------ Excerpted text ------

It was worth all the itching and pinching when I got to hunt for eggs or have some chocolates before lunch. But I do think that this is photographic evidence of why my wardrobe consists of jeans and t-shirts now that it's all up to me.

Monday, March 17, 2008

Hope everyone is enjoying their St. Patrick's Day. We celebrated early - corned beef and eggs for breakfast - a very delicious treat for sure and far more visually appealing than the green beer that is being served in the Irish pubs downtown.
I'll be celebrating National Quilting Day today and tomorrow - no time to sew over the weekend. So far today I finished stitching together the top with the Dresden Plates. I'll add an outer border and it will be ready to layer and quilt.Speaking of 'layer and quilt,' the time has come for me to pay the piper. Seems I have been very lackadaisical recently about getting my tops quilted and bound. Certainly not my usual M.O. I have only actually completed a couple of quilts this year but I have this top, and this top, and this top ready to go. The time is now and I plan to spend the remainder of my quilting time this week getting to work on finishing these projects.

------

- _Required tasks_:
1: Decide whether each statement agrees with the blog excerpt, answering yes or no and quoting the words from the excerpt that decide it: (a) The writer ate corned beef and eggs for breakfast. (b) The writer sewed over the weekend. (c) The writer has completed many quilts this year.
2: Transcribe the blog excerpt word for word, between "It was worth" and "Irish pubs downtown.", inclusive.

------ Material ------

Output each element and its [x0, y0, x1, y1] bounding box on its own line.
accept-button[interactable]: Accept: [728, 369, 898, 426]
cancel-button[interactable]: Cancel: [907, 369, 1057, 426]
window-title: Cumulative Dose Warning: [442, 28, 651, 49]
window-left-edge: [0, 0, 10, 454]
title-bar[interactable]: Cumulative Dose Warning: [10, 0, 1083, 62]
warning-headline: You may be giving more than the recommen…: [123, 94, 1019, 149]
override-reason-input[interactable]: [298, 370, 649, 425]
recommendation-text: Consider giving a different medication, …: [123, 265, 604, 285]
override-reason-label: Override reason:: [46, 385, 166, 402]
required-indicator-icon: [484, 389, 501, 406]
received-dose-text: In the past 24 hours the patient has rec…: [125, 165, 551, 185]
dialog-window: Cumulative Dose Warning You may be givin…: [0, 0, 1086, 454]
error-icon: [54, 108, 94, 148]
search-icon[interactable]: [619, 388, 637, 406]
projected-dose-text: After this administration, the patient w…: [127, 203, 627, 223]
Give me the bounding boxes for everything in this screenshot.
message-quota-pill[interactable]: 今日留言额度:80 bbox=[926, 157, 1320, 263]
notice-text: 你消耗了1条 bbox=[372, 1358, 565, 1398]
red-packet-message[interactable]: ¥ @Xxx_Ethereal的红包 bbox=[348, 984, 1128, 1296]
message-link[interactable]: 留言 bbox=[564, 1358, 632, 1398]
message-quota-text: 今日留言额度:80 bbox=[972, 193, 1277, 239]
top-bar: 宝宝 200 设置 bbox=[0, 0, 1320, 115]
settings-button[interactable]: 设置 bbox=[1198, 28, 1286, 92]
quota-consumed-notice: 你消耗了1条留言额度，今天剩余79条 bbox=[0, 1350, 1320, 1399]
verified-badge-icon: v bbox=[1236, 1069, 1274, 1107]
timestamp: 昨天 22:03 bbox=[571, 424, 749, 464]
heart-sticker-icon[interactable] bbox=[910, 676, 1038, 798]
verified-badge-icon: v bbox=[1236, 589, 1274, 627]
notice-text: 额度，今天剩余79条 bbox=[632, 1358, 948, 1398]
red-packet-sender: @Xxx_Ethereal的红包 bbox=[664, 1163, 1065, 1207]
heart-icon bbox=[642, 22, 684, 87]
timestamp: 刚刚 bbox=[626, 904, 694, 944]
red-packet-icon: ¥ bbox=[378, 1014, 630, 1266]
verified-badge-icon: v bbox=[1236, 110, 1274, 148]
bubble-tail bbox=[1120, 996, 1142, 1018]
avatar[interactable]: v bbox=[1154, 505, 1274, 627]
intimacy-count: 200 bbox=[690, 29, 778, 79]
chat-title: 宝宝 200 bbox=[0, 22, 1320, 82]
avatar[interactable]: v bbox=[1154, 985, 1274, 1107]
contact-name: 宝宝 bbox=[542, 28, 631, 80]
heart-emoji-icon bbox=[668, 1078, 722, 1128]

------

- _Outputs in order_:
1:
(a) Yes: "corned beef and eggs for breakfast"
(b) No: "no time to sew over the weekend"
(c) No: "I have only actually completed a couple of quilts this year"

2:
It was worth all the itching and pinching when I got to hunt for eggs or have some chocolates before lunch. But I do think that this is photographic evidence of why my wardrobe consists of jeans and t-shirts now that it's all up to me.

Monday, March 17, 2008

Hope everyone is enjoying their St. Patrick's Day. We celebrated early - corned beef and eggs for breakfast - a very delicious treat for sure and far more visually appealing than the green beer that is being served in the Irish pubs downtown.